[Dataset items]
— start —
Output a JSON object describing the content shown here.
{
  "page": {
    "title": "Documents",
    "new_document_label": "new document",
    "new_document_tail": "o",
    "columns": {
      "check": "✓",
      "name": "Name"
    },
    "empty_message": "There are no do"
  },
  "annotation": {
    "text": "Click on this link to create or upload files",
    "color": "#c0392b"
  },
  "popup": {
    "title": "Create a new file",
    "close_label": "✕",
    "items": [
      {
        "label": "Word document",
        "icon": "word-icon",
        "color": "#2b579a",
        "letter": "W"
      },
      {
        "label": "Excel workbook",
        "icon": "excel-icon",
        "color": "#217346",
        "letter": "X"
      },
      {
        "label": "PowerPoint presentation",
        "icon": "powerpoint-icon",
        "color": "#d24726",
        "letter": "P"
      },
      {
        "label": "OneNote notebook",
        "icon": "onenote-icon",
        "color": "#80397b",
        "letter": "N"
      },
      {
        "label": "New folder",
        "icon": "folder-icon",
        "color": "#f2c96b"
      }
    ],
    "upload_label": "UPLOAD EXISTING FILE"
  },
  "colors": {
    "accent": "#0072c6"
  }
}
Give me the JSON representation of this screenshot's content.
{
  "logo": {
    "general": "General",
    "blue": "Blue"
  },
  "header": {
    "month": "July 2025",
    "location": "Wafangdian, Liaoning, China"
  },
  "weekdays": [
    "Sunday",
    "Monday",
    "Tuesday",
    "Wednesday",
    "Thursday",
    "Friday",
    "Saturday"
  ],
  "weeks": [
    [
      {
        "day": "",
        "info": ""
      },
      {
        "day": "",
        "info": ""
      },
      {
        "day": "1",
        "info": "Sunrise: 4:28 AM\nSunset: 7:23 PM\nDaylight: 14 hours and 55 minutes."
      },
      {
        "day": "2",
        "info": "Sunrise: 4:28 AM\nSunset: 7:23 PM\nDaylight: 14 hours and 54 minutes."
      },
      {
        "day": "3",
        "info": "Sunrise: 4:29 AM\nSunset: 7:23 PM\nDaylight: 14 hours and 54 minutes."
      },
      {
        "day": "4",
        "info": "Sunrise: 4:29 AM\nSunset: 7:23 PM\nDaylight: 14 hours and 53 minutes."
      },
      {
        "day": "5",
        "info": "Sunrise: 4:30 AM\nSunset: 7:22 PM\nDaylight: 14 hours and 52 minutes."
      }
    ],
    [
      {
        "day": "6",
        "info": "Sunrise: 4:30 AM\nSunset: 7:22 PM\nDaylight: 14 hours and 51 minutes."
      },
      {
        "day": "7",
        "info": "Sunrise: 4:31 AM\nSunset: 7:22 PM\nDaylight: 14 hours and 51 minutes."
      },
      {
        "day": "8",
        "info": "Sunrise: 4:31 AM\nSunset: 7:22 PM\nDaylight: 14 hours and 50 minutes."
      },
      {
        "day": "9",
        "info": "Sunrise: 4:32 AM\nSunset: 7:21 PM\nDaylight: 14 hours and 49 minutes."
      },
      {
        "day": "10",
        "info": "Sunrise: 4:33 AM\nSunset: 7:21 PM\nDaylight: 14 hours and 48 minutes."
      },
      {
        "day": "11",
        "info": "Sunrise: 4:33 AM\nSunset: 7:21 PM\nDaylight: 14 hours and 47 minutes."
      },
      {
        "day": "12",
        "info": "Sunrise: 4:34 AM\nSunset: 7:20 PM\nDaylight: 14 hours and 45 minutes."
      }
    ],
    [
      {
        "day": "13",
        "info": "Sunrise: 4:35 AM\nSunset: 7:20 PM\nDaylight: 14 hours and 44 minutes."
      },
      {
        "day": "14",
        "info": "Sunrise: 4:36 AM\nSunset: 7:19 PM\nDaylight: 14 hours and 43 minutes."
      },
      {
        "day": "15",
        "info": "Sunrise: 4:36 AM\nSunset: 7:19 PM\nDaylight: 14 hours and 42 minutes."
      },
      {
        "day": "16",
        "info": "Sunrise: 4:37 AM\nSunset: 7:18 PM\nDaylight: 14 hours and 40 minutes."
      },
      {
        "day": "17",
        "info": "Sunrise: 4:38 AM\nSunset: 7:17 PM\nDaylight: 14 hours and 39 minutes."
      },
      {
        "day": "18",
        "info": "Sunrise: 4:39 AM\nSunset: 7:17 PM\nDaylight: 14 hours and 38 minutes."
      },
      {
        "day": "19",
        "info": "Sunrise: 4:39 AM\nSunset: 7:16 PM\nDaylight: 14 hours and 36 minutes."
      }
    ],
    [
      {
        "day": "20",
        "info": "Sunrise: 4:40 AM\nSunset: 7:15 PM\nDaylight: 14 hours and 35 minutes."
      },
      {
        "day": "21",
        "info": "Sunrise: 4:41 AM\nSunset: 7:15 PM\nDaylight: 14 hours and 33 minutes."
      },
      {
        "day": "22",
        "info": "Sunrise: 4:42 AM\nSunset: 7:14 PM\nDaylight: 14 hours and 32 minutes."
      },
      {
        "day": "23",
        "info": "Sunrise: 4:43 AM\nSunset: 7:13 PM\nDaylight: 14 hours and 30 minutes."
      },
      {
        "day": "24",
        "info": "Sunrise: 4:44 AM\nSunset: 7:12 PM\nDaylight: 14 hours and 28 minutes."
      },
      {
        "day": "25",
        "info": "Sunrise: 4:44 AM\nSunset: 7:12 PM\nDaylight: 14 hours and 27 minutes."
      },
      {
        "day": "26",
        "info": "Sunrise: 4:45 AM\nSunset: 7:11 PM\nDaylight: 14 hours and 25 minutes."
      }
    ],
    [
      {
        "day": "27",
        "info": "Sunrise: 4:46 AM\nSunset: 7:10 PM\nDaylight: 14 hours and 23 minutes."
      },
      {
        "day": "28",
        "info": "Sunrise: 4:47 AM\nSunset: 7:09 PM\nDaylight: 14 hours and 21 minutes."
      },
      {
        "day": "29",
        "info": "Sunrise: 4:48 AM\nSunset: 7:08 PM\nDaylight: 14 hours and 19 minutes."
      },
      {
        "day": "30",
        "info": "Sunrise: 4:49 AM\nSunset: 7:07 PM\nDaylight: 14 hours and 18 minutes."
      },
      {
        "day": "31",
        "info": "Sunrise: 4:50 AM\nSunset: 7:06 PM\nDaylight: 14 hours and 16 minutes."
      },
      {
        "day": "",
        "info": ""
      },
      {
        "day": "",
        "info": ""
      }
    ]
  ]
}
— end —
Exercise directions | Each line of the listing above should be output exactly.

Exercise response |
Output a JSON object describing the content shown here.
{
  "page": {
    "title": "Documents",
    "new_document_label": "new document",
    "new_document_tail": "o",
    "columns": {
      "check": "✓",
      "name": "Name"
    },
    "empty_message": "There are no do"
  },
  "annotation": {
    "text": "Click on this link to create or upload files",
    "color": "#c0392b"
  },
  "popup": {
    "title": "Create a new file",
    "close_label": "✕",
    "items": [
      {
        "label": "Word document",
        "icon": "word-icon",
        "color": "#2b579a",
        "letter": "W"
      },
      {
        "label": "Excel workbook",
        "icon": "excel-icon",
        "color": "#217346",
        "letter": "X"
      },
      {
        "label": "PowerPoint presentation",
        "icon": "powerpoint-icon",
        "color": "#d24726",
        "letter": "P"
      },
      {
        "label": "OneNote notebook",
        "icon": "onenote-icon",
        "color": "#80397b",
        "letter": "N"
      },
      {
        "label": "New folder",
        "icon": "folder-icon",
        "color": "#f2c96b"
      }
    ],
    "upload_label": "UPLOAD EXISTING FILE"
  },
  "colors": {
    "accent": "#0072c6"
  }
}
Give me the JSON representation of this screenshot's content.
{
  "logo": {
    "general": "General",
    "blue": "Blue"
  },
  "header": {
    "month": "July 2025",
    "location": "Wafangdian, Liaoning, China"
  },
  "weekdays": [
    "Sunday",
    "Monday",
    "Tuesday",
    "Wednesday",
    "Thursday",
    "Friday",
    "Saturday"
  ],
  "weeks": [
    [
      {
        "day": "",
        "info": ""
      },
      {
        "day": "",
        "info": ""
      },
      {
        "day": "1",
        "info": "Sunrise: 4:28 AM\nSunset: 7:23 PM\nDaylight: 14 hours and 55 minutes."
      },
      {
        "day": "2",
        "info": "Sunrise: 4:28 AM\nSunset: 7:23 PM\nDaylight: 14 hours and 54 minutes."
      },
      {
        "day": "3",
        "info": "Sunrise: 4:29 AM\nSunset: 7:23 PM\nDaylight: 14 hours and 54 minutes."
      },
      {
        "day": "4",
        "info": "Sunrise: 4:29 AM\nSunset: 7:23 PM\nDaylight: 14 hours and 53 minutes."
      },
      {
        "day": "5",
        "info": "Sunrise: 4:30 AM\nSunset: 7:22 PM\nDaylight: 14 hours and 52 minutes."
      }
    ],
    [
      {
        "day": "6",
        "info": "Sunrise: 4:30 AM\nSunset: 7:22 PM\nDaylight: 14 hours and 51 minutes."
      },
      {
        "day": "7",
        "info": "Sunrise: 4:31 AM\nSunset: 7:22 PM\nDaylight: 14 hours and 51 minutes."
      },
      {
        "day": "8",
        "info": "Sunrise: 4:31 AM\nSunset: 7:22 PM\nDaylight: 14 hours and 50 minutes."
      },
      {
        "day": "9",
        "info": "Sunrise: 4:32 AM\nSunset: 7:21 PM\nDaylight: 14 hours and 49 minutes."
      },
      {
        "day": "10",
        "info": "Sunrise: 4:33 AM\nSunset: 7:21 PM\nDaylight: 14 hours and 48 minutes."
      },
      {
        "day": "11",
        "info": "Sunrise: 4:33 AM\nSunset: 7:21 PM\nDaylight: 14 hours and 47 minutes."
      },
      {
        "day": "12",
        "info": "Sunrise: 4:34 AM\nSunset: 7:20 PM\nDaylight: 14 hours and 45 minutes."
      }
    ],
    [
      {
        "day": "13",
        "info": "Sunrise: 4:35 AM\nSunset: 7:20 PM\nDaylight: 14 hours and 44 minutes."
      },
      {
        "day": "14",
        "info": "Sunrise: 4:36 AM\nSunset: 7:19 PM\nDaylight: 14 hours and 43 minutes."
      },
      {
        "day": "15",
        "info": "Sunrise: 4:36 AM\nSunset: 7:19 PM\nDaylight: 14 hours and 42 minutes."
      },
      {
        "day": "16",
        "info": "Sunrise: 4:37 AM\nSunset: 7:18 PM\nDaylight: 14 hours and 40 minutes."
      },
      {
        "day": "17",
        "info": "Sunrise: 4:38 AM\nSunset: 7:17 PM\nDaylight: 14 hours and 39 minutes."
      },
      {
        "day": "18",
        "info": "Sunrise: 4:39 AM\nSunset: 7:17 PM\nDaylight: 14 hours and 38 minutes."
      },
      {
        "day": "19",
        "info": "Sunrise: 4:39 AM\nSunset: 7:16 PM\nDaylight: 14 hours and 36 minutes."
      }
    ],
    [
      {
        "day": "20",
        "info": "Sunrise: 4:40 AM\nSunset: 7:15 PM\nDaylight: 14 hours and 35 minutes."
      },
      {
        "day": "21",
        "info": "Sunrise: 4:41 AM\nSunset: 7:15 PM\nDaylight: 14 hours and 33 minutes."
      },
      {
        "day": "22",
        "info": "Sunrise: 4:42 AM\nSunset: 7:14 PM\nDaylight: 14 hours and 32 minutes."
      },
      {
        "day": "23",
        "info": "Sunrise: 4:43 AM\nSunset: 7:13 PM\nDaylight: 14 hours and 30 minutes."
      },
      {
        "day": "24",
        "info": "Sunrise: 4:44 AM\nSunset: 7:12 PM\nDaylight: 14 hours and 28 minutes."
      },
      {
        "day": "25",
        "info": "Sunrise: 4:44 AM\nSunset: 7:12 PM\nDaylight: 14 hours and 27 minutes."
      },
      {
        "day": "26",
        "info": "Sunrise: 4:45 AM\nSunset: 7:11 PM\nDaylight: 14 hours and 25 minutes."
      }
    ],
    [
      {
        "day": "27",
        "info": "Sunrise: 4:46 AM\nSunset: 7:10 PM\nDaylight: 14 hours and 23 minutes."
      },
      {
        "day": "28",
        "info": "Sunrise: 4:47 AM\nSunset: 7:09 PM\nDaylight: 14 hours and 21 minutes."
      },
      {
        "day": "29",
        "info": "Sunrise: 4:48 AM\nSunset: 7:08 PM\nDaylight: 14 hours and 19 minutes."
      },
      {
        "day": "30",
        "info": "Sunrise: 4:49 AM\nSunset: 7:07 PM\nDaylight: 14 hours and 18 minutes."
      },
      {
        "day": "31",
        "info": "Sunrise: 4:50 AM\nSunset: 7:06 PM\nDaylight: 14 hours and 16 minutes."
      },
      {
        "day": "",
        "info": ""
      },
      {
        "day": "",
        "info": ""
      }
    ]
  ]
}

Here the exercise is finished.